--- START ---

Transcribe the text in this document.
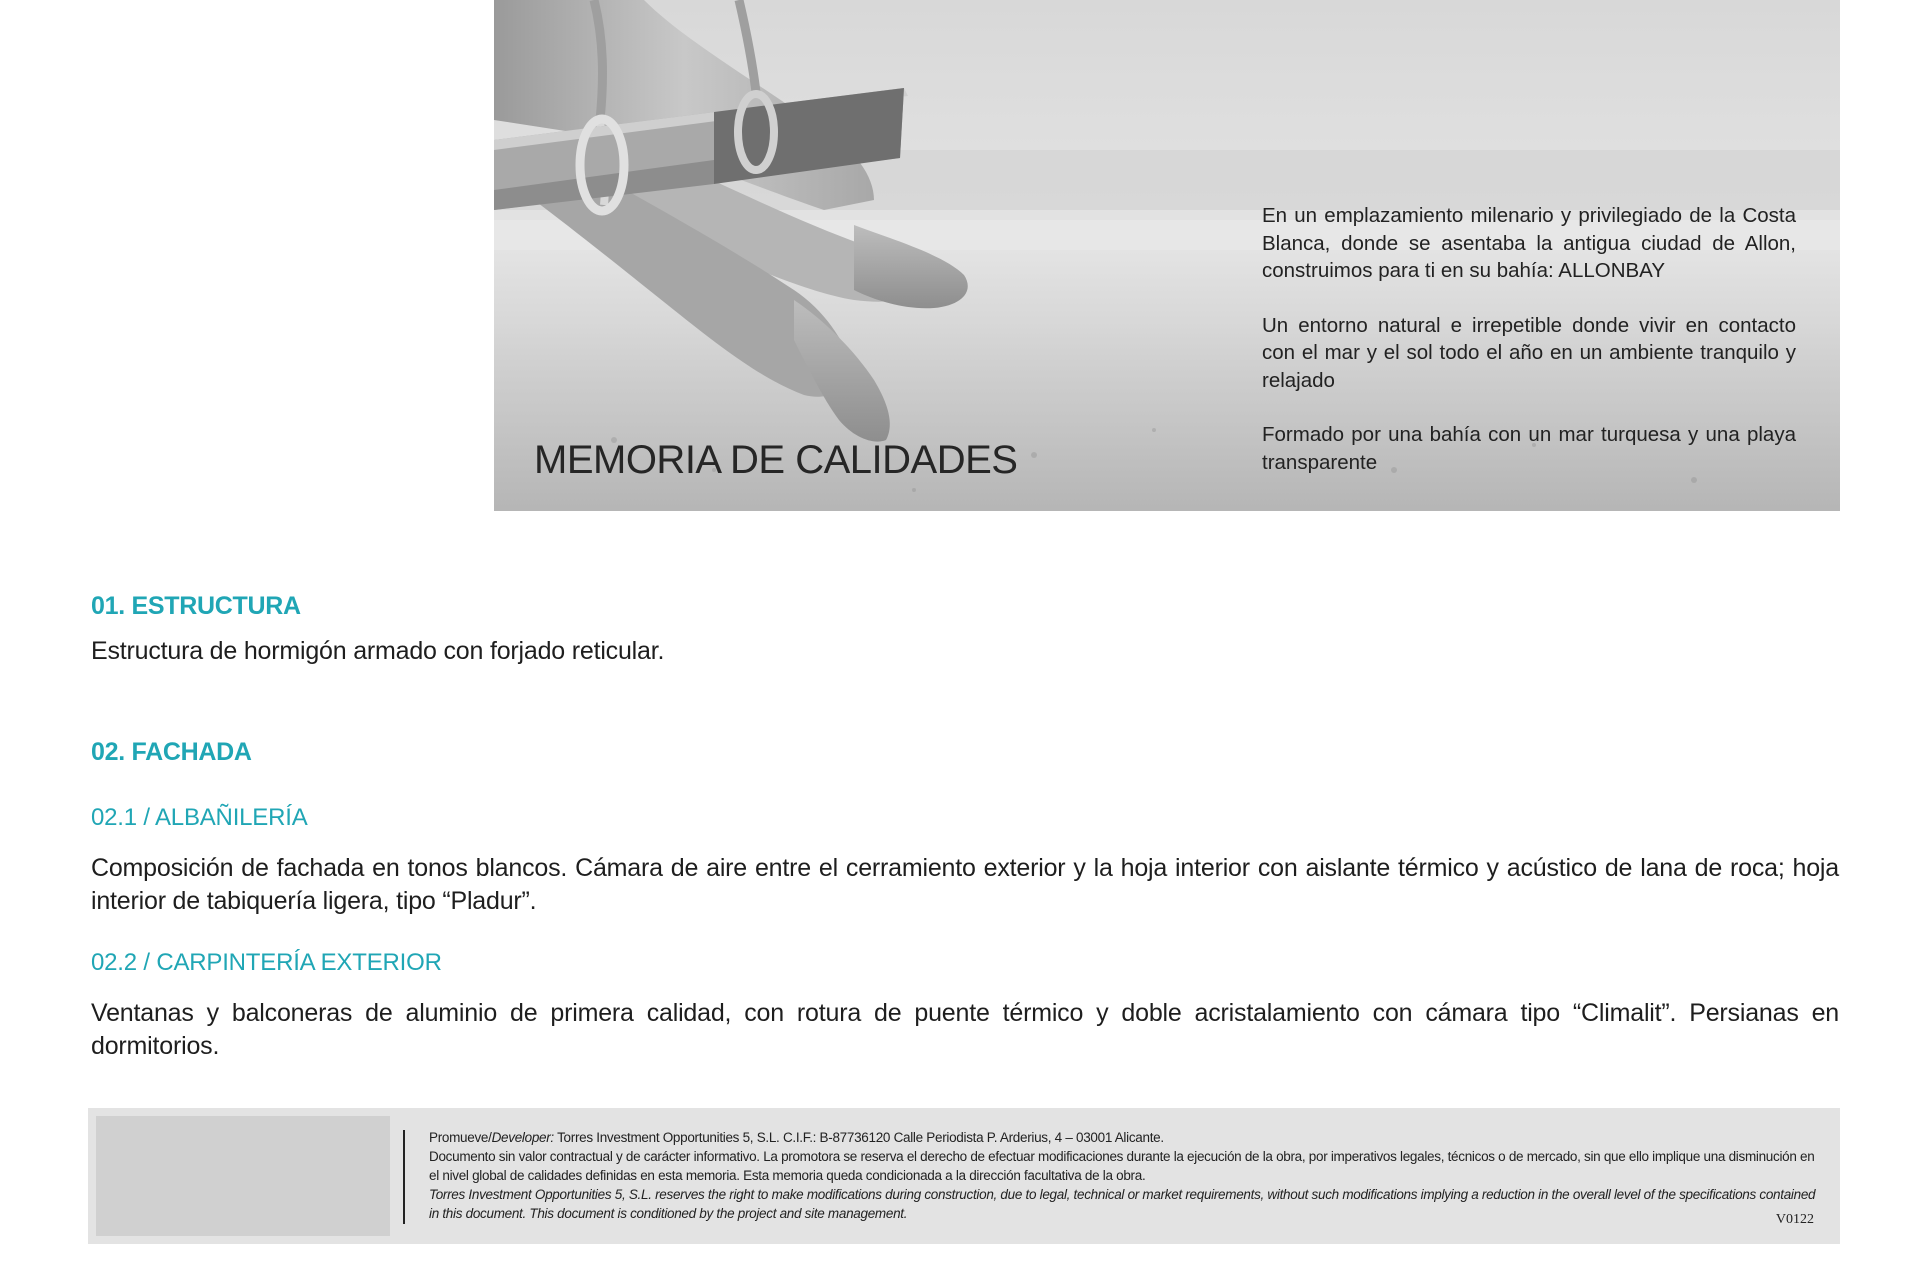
MEMORIA DE CALIDADES

En un emplazamiento milenario y privilegiado de la Costa Blanca, donde se asentaba la antigua ciudad de Allon, construimos para ti en su bahía: ALLONBAY

Un entorno natural e irrepetible donde vivir en contacto con el mar y el sol todo el año en un ambiente tranquilo y relajado

Formado por una bahía con un mar turquesa y una playa transparente

01. ESTRUCTURA
Estructura de hormigón armado con forjado reticular.
02. FACHADA
02.1 / ALBAÑILERÍA
Composición de fachada en tonos blancos. Cámara de aire entre el cerramiento exterior y la hoja interior con aislante térmico y acústico de lana de roca; hoja interior de tabiquería ligera, tipo “Pladur”.
02.2 / CARPINTERÍA EXTERIOR
Ventanas y balconeras de aluminio de primera calidad, con rotura de puente térmico y doble acristalamiento con cámara tipo “Climalit”. Persianas en dormitorios.
Promueve/Developer: Torres Investment Opportunities 5, S.L. C.I.F.: B-87736120 Calle Periodista P. Arderius, 4 – 03001 Alicante.
Documento sin valor contractual y de carácter informativo. La promotora se reserva el derecho de efectuar modificaciones durante la ejecución de la obra, por imperativos legales, técnicos o de mercado, sin que ello implique una disminución en el nivel global de calidades definidas en esta memoria. Esta memoria queda condicionada a la dirección facultativa de la obra.
Torres Investment Opportunities 5, S.L. reserves the right to make modifications during construction, due to legal, technical or market requirements, without such modifications implying a reduction in the overall level of the specifications contained in this document. This document is conditioned by the project and site management.	V0122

--- END ---

Required work
Scan the material and collect every line that contains "Opportunities".

Expected answer
Promueve/Developer: Torres Investment Opportunities 5, S.L. C.I.F.: B-87736120 Calle Periodista P. Arderius, 4 – 03001 Alicante.
Torres Investment Opportunities 5, S.L. reserves the right to make modifications during construction, due to legal, technical or market requirements, without such modifications implying a reduction in the overall level of the specifications contained in this document. This document is conditioned by the project and site management.	V0122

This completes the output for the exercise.